• Stated goal: Wherever the string "Smoothing" appears in the listing, copy that line.

• Records supplied:
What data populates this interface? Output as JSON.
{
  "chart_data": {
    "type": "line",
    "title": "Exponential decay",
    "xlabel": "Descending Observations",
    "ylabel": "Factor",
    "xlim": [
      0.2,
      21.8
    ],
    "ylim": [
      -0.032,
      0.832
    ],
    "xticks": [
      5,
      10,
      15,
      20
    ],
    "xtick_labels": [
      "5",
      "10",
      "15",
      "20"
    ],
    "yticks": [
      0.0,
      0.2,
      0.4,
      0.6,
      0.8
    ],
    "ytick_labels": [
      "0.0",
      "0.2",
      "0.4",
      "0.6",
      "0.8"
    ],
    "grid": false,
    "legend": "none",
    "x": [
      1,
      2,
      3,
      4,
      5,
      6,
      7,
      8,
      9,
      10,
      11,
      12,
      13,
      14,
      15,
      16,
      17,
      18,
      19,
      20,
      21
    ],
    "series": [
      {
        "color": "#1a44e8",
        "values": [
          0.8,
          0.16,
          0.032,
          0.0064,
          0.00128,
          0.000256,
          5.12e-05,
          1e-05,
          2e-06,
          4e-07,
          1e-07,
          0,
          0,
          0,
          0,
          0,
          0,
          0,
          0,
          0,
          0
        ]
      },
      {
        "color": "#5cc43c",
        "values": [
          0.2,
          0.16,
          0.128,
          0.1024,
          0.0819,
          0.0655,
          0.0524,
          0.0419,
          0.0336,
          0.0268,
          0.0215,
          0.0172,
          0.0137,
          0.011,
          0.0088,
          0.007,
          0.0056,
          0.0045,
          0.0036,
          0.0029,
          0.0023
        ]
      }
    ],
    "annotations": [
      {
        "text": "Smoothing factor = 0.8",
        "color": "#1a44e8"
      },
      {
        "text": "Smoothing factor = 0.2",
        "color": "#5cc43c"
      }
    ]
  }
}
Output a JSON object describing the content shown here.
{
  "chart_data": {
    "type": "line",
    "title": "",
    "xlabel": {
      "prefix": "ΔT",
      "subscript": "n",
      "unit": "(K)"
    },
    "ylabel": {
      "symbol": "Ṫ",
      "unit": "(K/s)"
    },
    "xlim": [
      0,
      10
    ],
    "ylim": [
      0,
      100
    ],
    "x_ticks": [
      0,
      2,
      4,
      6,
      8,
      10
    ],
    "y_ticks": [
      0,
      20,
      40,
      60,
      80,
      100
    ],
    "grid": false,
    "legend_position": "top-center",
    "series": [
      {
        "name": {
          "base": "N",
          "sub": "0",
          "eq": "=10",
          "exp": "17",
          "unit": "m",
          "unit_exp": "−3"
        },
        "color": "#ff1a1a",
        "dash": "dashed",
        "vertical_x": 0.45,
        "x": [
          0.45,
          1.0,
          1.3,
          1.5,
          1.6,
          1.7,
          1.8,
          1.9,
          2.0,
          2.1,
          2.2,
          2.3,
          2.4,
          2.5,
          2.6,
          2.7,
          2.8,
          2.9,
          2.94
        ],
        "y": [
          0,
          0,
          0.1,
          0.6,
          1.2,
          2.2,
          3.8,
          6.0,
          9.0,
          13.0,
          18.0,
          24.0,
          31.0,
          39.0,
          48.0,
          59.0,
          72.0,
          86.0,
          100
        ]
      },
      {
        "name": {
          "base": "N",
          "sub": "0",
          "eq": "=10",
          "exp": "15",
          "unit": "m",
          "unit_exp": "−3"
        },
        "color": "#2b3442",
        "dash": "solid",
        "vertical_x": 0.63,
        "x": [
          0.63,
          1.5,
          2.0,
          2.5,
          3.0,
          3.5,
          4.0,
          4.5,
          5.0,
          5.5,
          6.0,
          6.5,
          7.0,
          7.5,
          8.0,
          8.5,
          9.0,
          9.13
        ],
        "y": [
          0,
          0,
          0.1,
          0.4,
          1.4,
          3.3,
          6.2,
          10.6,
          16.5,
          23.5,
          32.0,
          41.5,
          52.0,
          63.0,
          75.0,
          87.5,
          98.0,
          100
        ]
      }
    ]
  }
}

• Expected answer:
        "text": "Smoothing factor = 0.8",
        "text": "Smoothing factor = 0.2",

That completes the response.